Given task
Repeat, exactly and completely, the material that follows. Omit the pictures.

──────── Data lines ────────

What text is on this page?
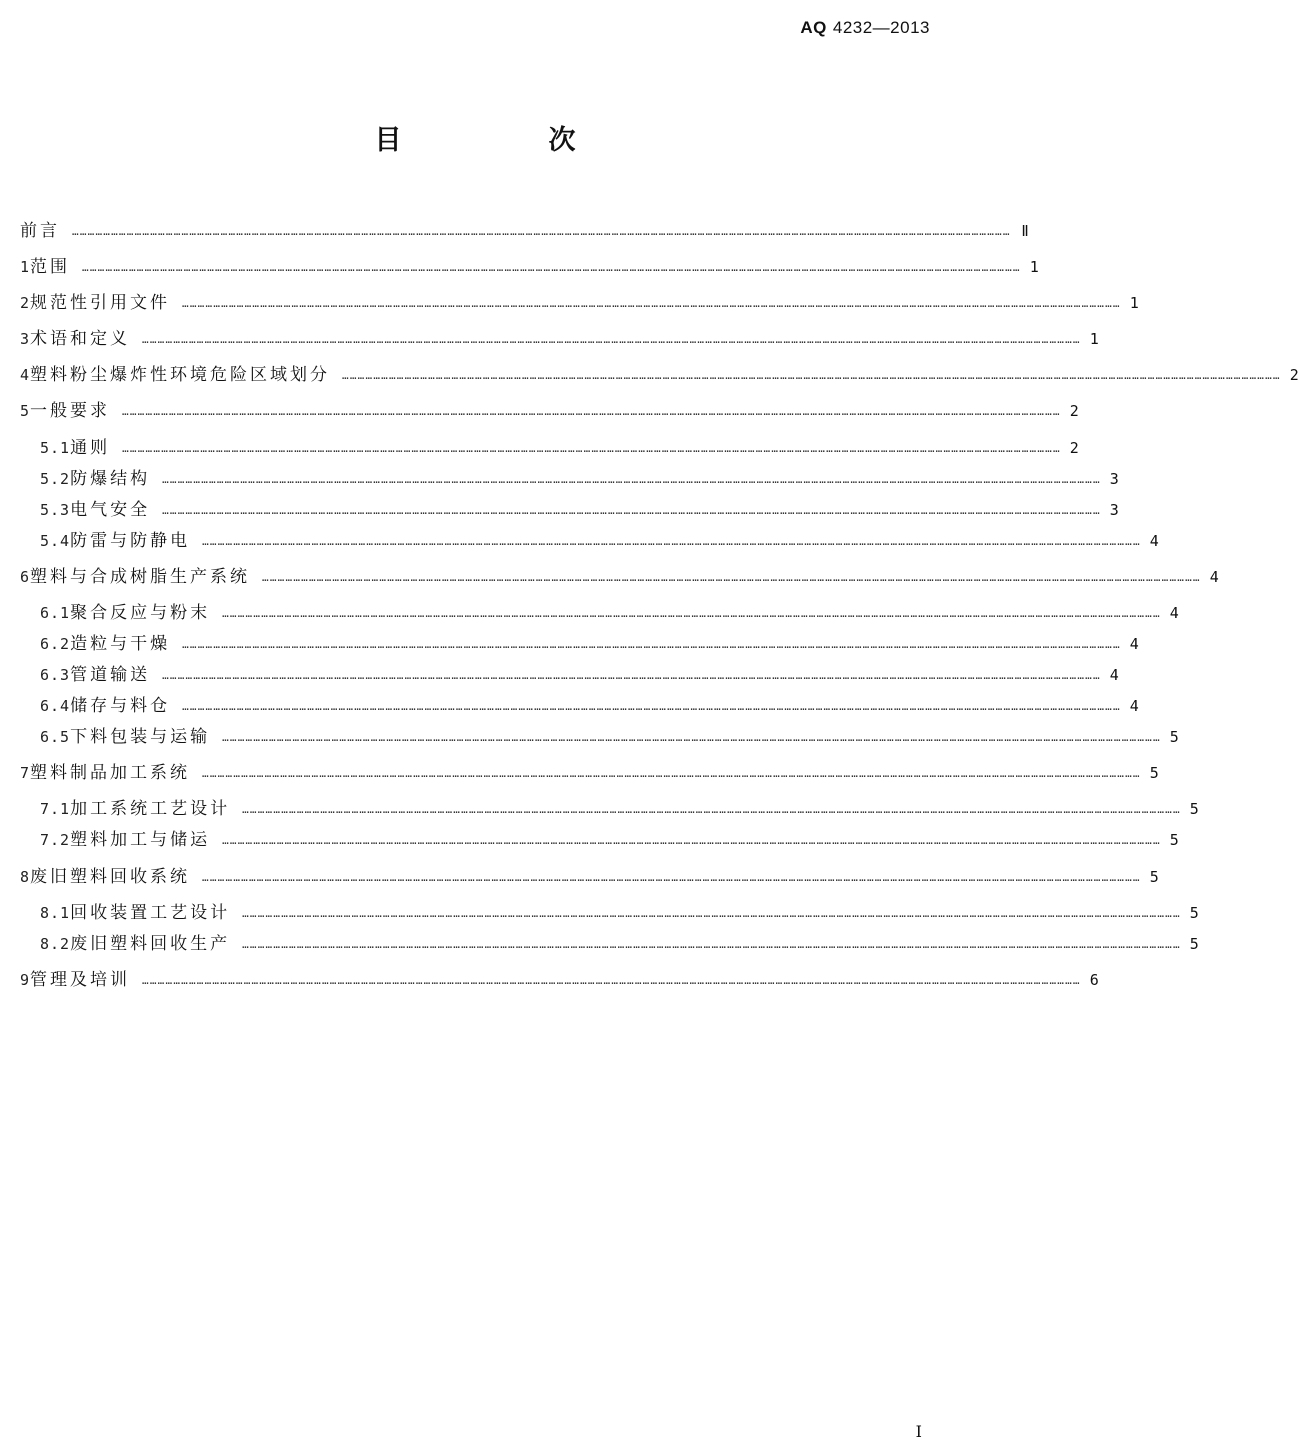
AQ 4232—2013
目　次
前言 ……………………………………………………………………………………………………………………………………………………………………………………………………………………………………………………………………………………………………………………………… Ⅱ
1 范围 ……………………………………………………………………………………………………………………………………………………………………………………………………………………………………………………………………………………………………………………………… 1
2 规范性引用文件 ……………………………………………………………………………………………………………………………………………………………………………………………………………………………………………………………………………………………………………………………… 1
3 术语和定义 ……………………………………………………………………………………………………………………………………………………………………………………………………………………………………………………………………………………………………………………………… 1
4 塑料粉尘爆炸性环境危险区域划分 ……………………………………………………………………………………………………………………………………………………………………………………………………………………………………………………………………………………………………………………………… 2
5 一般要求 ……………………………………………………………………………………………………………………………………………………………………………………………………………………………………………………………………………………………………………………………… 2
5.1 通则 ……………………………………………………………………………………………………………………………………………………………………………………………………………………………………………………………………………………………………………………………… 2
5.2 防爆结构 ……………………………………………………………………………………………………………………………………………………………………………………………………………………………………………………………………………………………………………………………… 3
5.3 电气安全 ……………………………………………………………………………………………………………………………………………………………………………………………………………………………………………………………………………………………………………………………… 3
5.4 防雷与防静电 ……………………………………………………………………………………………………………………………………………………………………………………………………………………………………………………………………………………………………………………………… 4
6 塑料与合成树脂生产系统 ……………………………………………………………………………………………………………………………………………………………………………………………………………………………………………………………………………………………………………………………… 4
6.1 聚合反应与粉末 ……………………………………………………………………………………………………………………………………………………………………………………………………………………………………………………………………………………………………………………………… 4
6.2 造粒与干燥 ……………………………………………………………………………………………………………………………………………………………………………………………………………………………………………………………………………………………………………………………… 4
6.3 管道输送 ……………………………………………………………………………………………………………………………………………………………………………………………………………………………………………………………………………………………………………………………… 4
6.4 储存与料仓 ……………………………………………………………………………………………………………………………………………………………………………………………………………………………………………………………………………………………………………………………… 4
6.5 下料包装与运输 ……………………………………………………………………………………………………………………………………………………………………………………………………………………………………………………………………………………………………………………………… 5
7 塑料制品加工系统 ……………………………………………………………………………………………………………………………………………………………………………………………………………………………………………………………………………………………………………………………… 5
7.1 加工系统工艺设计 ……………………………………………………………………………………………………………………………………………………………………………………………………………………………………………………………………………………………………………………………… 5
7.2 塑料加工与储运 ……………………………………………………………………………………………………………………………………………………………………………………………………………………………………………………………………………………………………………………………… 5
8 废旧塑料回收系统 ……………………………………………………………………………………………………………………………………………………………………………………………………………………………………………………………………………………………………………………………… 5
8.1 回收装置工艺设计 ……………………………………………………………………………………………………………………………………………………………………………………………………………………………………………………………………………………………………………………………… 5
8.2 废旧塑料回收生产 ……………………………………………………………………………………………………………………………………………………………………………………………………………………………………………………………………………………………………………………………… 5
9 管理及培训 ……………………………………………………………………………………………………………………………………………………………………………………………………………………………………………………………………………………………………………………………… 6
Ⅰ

────────

Full output
What text is on this page?
AQ 4232—2013
目　次
前言 ……………………………………………………………………………………………………………………………………………………………………………………………………………………………………………………………………………………………………………………………… Ⅱ
1 范围 ……………………………………………………………………………………………………………………………………………………………………………………………………………………………………………………………………………………………………………………………… 1
2 规范性引用文件 ……………………………………………………………………………………………………………………………………………………………………………………………………………………………………………………………………………………………………………………………… 1
3 术语和定义 ……………………………………………………………………………………………………………………………………………………………………………………………………………………………………………………………………………………………………………………………… 1
4 塑料粉尘爆炸性环境危险区域划分 ……………………………………………………………………………………………………………………………………………………………………………………………………………………………………………………………………………………………………………………………… 2
5 一般要求 ……………………………………………………………………………………………………………………………………………………………………………………………………………………………………………………………………………………………………………………………… 2
5.1 通则 ……………………………………………………………………………………………………………………………………………………………………………………………………………………………………………………………………………………………………………………………… 2
5.2 防爆结构 ……………………………………………………………………………………………………………………………………………………………………………………………………………………………………………………………………………………………………………………………… 3
5.3 电气安全 ……………………………………………………………………………………………………………………………………………………………………………………………………………………………………………………………………………………………………………………………… 3
5.4 防雷与防静电 ……………………………………………………………………………………………………………………………………………………………………………………………………………………………………………………………………………………………………………………………… 4
6 塑料与合成树脂生产系统 ……………………………………………………………………………………………………………………………………………………………………………………………………………………………………………………………………………………………………………………………… 4
6.1 聚合反应与粉末 ……………………………………………………………………………………………………………………………………………………………………………………………………………………………………………………………………………………………………………………………… 4
6.2 造粒与干燥 ……………………………………………………………………………………………………………………………………………………………………………………………………………………………………………………………………………………………………………………………… 4
6.3 管道输送 ……………………………………………………………………………………………………………………………………………………………………………………………………………………………………………………………………………………………………………………………… 4
6.4 储存与料仓 ……………………………………………………………………………………………………………………………………………………………………………………………………………………………………………………………………………………………………………………………… 4
6.5 下料包装与运输 ……………………………………………………………………………………………………………………………………………………………………………………………………………………………………………………………………………………………………………………………… 5
7 塑料制品加工系统 ……………………………………………………………………………………………………………………………………………………………………………………………………………………………………………………………………………………………………………………………… 5
7.1 加工系统工艺设计 ……………………………………………………………………………………………………………………………………………………………………………………………………………………………………………………………………………………………………………………………… 5
7.2 塑料加工与储运 ……………………………………………………………………………………………………………………………………………………………………………………………………………………………………………………………………………………………………………………………… 5
8 废旧塑料回收系统 ……………………………………………………………………………………………………………………………………………………………………………………………………………………………………………………………………………………………………………………………… 5
8.1 回收装置工艺设计 ……………………………………………………………………………………………………………………………………………………………………………………………………………………………………………………………………………………………………………………………… 5
8.2 废旧塑料回收生产 ……………………………………………………………………………………………………………………………………………………………………………………………………………………………………………………………………………………………………………………………… 5
9 管理及培训 ……………………………………………………………………………………………………………………………………………………………………………………………………………………………………………………………………………………………………………………………… 6
Ⅰ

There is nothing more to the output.